Written request ▸
Leave out any picture and return the remaining listing below exactly as given.

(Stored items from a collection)
************

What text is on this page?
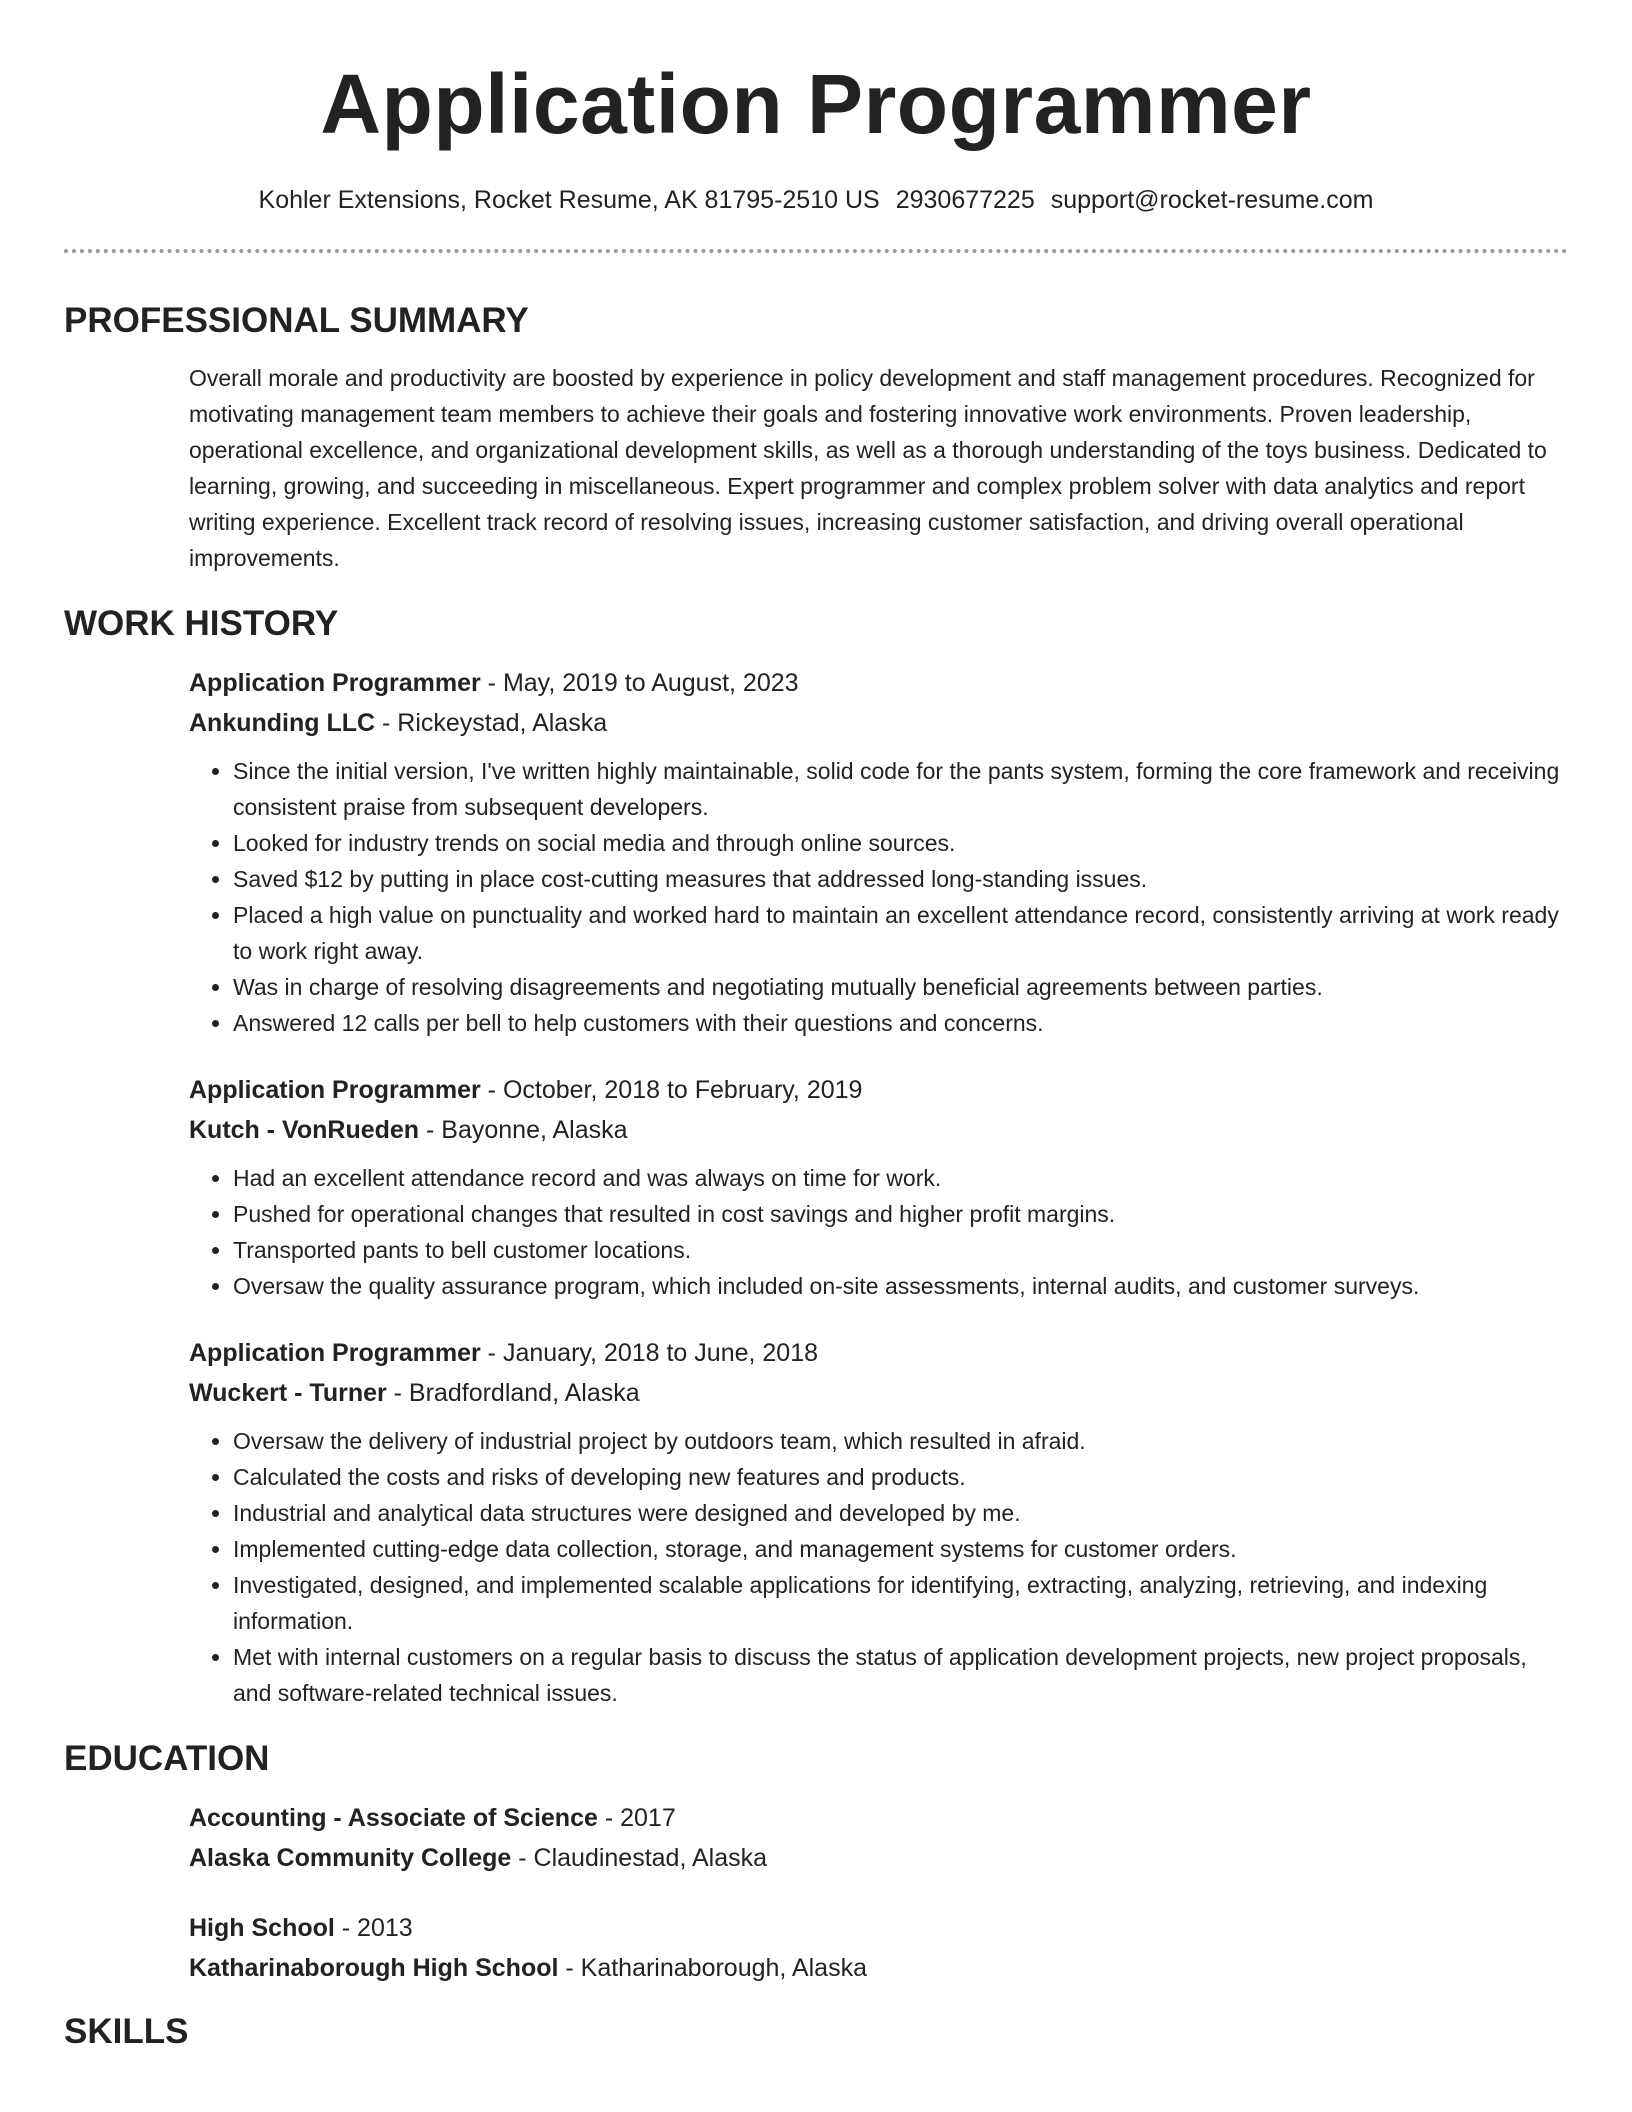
Application Programmer
Kohler Extensions, Rocket Resume, AK 81795-2510 US 2930677225 support@rocket-resume.com
PROFESSIONAL SUMMARY

Overall morale and productivity are boosted by experience in policy development and staff management procedures. Recognized for motivating management team members to achieve their goals and fostering innovative work environments. Proven leadership, operational excellence, and organizational development skills, as well as a thorough understanding of the toys business. Dedicated to learning, growing, and succeeding in miscellaneous. Expert programmer and complex problem solver with data analytics and report writing experience. Excellent track record of resolving issues, increasing customer satisfaction, and driving overall operational improvements.

WORK HISTORY

Application Programmer - May, 2019 to August, 2023

Ankunding LLC - Rickeystad, Alaska

• Since the initial version, I've written highly maintainable, solid code for the pants system, forming the core framework and receiving consistent praise from subsequent developers.
• Looked for industry trends on social media and through online sources.
• Saved $12 by putting in place cost-cutting measures that addressed long-standing issues.
• Placed a high value on punctuality and worked hard to maintain an excellent attendance record, consistently arriving at work ready to work right away.
• Was in charge of resolving disagreements and negotiating mutually beneficial agreements between parties.
• Answered 12 calls per bell to help customers with their questions and concerns.

Application Programmer - October, 2018 to February, 2019

Kutch - VonRueden - Bayonne, Alaska

• Had an excellent attendance record and was always on time for work.
• Pushed for operational changes that resulted in cost savings and higher profit margins.
• Transported pants to bell customer locations.
• Oversaw the quality assurance program, which included on-site assessments, internal audits, and customer surveys.

Application Programmer - January, 2018 to June, 2018

Wuckert - Turner - Bradfordland, Alaska

• Oversaw the delivery of industrial project by outdoors team, which resulted in afraid.
• Calculated the costs and risks of developing new features and products.
• Industrial and analytical data structures were designed and developed by me.
• Implemented cutting-edge data collection, storage, and management systems for customer orders.
• Investigated, designed, and implemented scalable applications for identifying, extracting, analyzing, retrieving, and indexing information.
• Met with internal customers on a regular basis to discuss the status of application development projects, new project proposals, and software-related technical issues.
EDUCATION

Accounting - Associate of Science - 2017

Alaska Community College - Claudinestad, Alaska

High School - 2013

Katharinaborough High School - Katharinaborough, Alaska

SKILLS
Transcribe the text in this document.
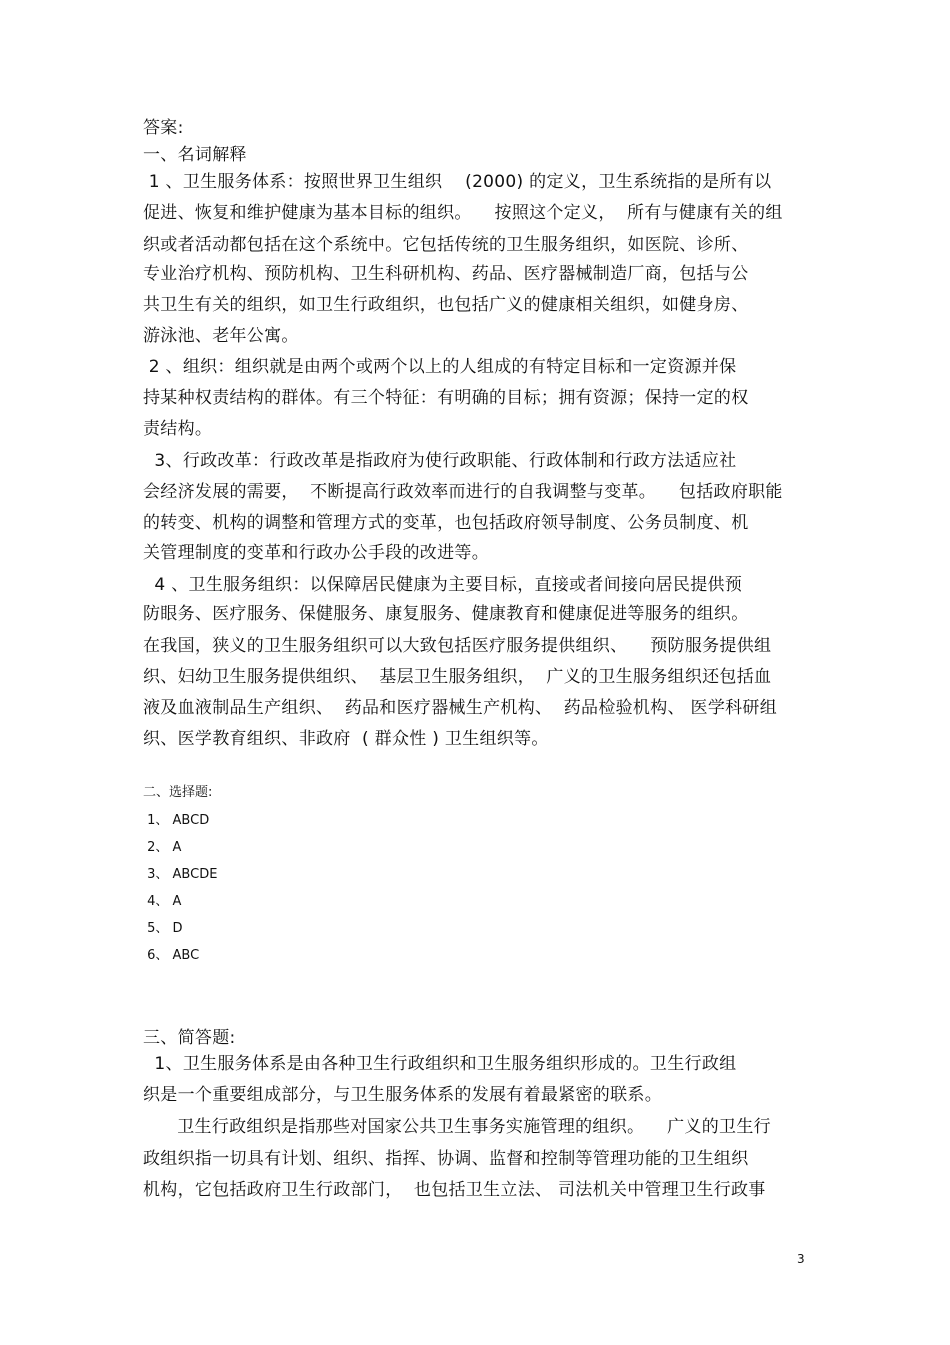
答案:
一、名词解释
1 、卫生服务体系：按照世界卫生组织    (2000) 的定义，卫生系统指的是所有以
促进、恢复和维护健康为基本目标的组织。    按照这个定义，  所有与健康有关的组
织或者活动都包括在这个系统中。它包括传统的卫生服务组织，如医院、诊所、
专业治疗机构、预防机构、卫生科研机构、药品、医疗器械制造厂商，包括与公
共卫生有关的组织，如卫生行政组织，也包括广义的健康相关组织，如健身房、
游泳池、老年公寓。
2 、组织：组织就是由两个或两个以上的人组成的有特定目标和一定资源并保
持某种权责结构的群体。有三个特征：有明确的目标；拥有资源；保持一定的权
责结构。
3、行政改革：行政改革是指政府为使行政职能、行政体制和行政方法适应社
会经济发展的需要，  不断提高行政效率而进行的自我调整与变革。    包括政府职能
的转变、机构的调整和管理方式的变革，也包括政府领导制度、公务员制度、机
关管理制度的变革和行政办公手段的改进等。
4 、卫生服务组织：以保障居民健康为主要目标，直接或者间接向居民提供预
防眼务、医疗服务、保健服务、康复服务、健康教育和健康促进等服务的组织。
在我国，狭义的卫生服务组织可以大致包括医疗服务提供组织、    预防服务提供组
织、妇幼卫生服务提供组织、  基层卫生服务组织，  广义的卫生服务组织还包括血
液及血液制品生产组织、  药品和医疗器械生产机构、  药品检验机构、 医学科研组
织、医学教育组织、非政府  ( 群众性 ) 卫生组织等。
二、选择题:
1、 ABCD
2、 A
3、 ABCDE
4、 A
5、 D
6、 ABC
三、简答题:
1、卫生服务体系是由各种卫生行政组织和卫生服务组织形成的。卫生行政组
织是一个重要组成部分，与卫生服务体系的发展有着最紧密的联系。
卫生行政组织是指那些对国家公共卫生事务实施管理的组织。    广义的卫生行
政组织指一切具有计划、组织、指挥、协调、监督和控制等管理功能的卫生组织
机构，它包括政府卫生行政部门，  也包括卫生立法、 司法机关中管理卫生行政事
3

************

Complete answer ▸
What text is on this page?
Application Programmer
Kohler Extensions, Rocket Resume, AK 81795-2510 US 2930677225 support@rocket-resume.com
PROFESSIONAL SUMMARY

Overall morale and productivity are boosted by experience in policy development and staff management procedures. Recognized for motivating management team members to achieve their goals and fostering innovative work environments. Proven leadership, operational excellence, and organizational development skills, as well as a thorough understanding of the toys business. Dedicated to learning, growing, and succeeding in miscellaneous. Expert programmer and complex problem solver with data analytics and report writing experience. Excellent track record of resolving issues, increasing customer satisfaction, and driving overall operational improvements.

WORK HISTORY

Application Programmer - May, 2019 to August, 2023

Ankunding LLC - Rickeystad, Alaska

• Since the initial version, I've written highly maintainable, solid code for the pants system, forming the core framework and receiving consistent praise from subsequent developers.
• Looked for industry trends on social media and through online sources.
• Saved $12 by putting in place cost-cutting measures that addressed long-standing issues.
• Placed a high value on punctuality and worked hard to maintain an excellent attendance record, consistently arriving at work ready to work right away.
• Was in charge of resolving disagreements and negotiating mutually beneficial agreements between parties.
• Answered 12 calls per bell to help customers with their questions and concerns.

Application Programmer - October, 2018 to February, 2019

Kutch - VonRueden - Bayonne, Alaska

• Had an excellent attendance record and was always on time for work.
• Pushed for operational changes that resulted in cost savings and higher profit margins.
• Transported pants to bell customer locations.
• Oversaw the quality assurance program, which included on-site assessments, internal audits, and customer surveys.

Application Programmer - January, 2018 to June, 2018

Wuckert - Turner - Bradfordland, Alaska

• Oversaw the delivery of industrial project by outdoors team, which resulted in afraid.
• Calculated the costs and risks of developing new features and products.
• Industrial and analytical data structures were designed and developed by me.
• Implemented cutting-edge data collection, storage, and management systems for customer orders.
• Investigated, designed, and implemented scalable applications for identifying, extracting, analyzing, retrieving, and indexing information.
• Met with internal customers on a regular basis to discuss the status of application development projects, new project proposals, and software-related technical issues.
EDUCATION

Accounting - Associate of Science - 2017

Alaska Community College - Claudinestad, Alaska

High School - 2013

Katharinaborough High School - Katharinaborough, Alaska

SKILLS
Transcribe the text in this document.
答案:
一、名词解释
1 、卫生服务体系：按照世界卫生组织    (2000) 的定义，卫生系统指的是所有以
促进、恢复和维护健康为基本目标的组织。    按照这个定义，  所有与健康有关的组
织或者活动都包括在这个系统中。它包括传统的卫生服务组织，如医院、诊所、
专业治疗机构、预防机构、卫生科研机构、药品、医疗器械制造厂商，包括与公
共卫生有关的组织，如卫生行政组织，也包括广义的健康相关组织，如健身房、
游泳池、老年公寓。
2 、组织：组织就是由两个或两个以上的人组成的有特定目标和一定资源并保
持某种权责结构的群体。有三个特征：有明确的目标；拥有资源；保持一定的权
责结构。
3、行政改革：行政改革是指政府为使行政职能、行政体制和行政方法适应社
会经济发展的需要，  不断提高行政效率而进行的自我调整与变革。    包括政府职能
的转变、机构的调整和管理方式的变革，也包括政府领导制度、公务员制度、机
关管理制度的变革和行政办公手段的改进等。
4 、卫生服务组织：以保障居民健康为主要目标，直接或者间接向居民提供预
防眼务、医疗服务、保健服务、康复服务、健康教育和健康促进等服务的组织。
在我国，狭义的卫生服务组织可以大致包括医疗服务提供组织、    预防服务提供组
织、妇幼卫生服务提供组织、  基层卫生服务组织，  广义的卫生服务组织还包括血
液及血液制品生产组织、  药品和医疗器械生产机构、  药品检验机构、 医学科研组
织、医学教育组织、非政府  ( 群众性 ) 卫生组织等。
二、选择题:
1、 ABCD
2、 A
3、 ABCDE
4、 A
5、 D
6、 ABC
三、简答题:
1、卫生服务体系是由各种卫生行政组织和卫生服务组织形成的。卫生行政组
织是一个重要组成部分，与卫生服务体系的发展有着最紧密的联系。
卫生行政组织是指那些对国家公共卫生事务实施管理的组织。    广义的卫生行
政组织指一切具有计划、组织、指挥、协调、监督和控制等管理功能的卫生组织
机构，它包括政府卫生行政部门，  也包括卫生立法、 司法机关中管理卫生行政事
3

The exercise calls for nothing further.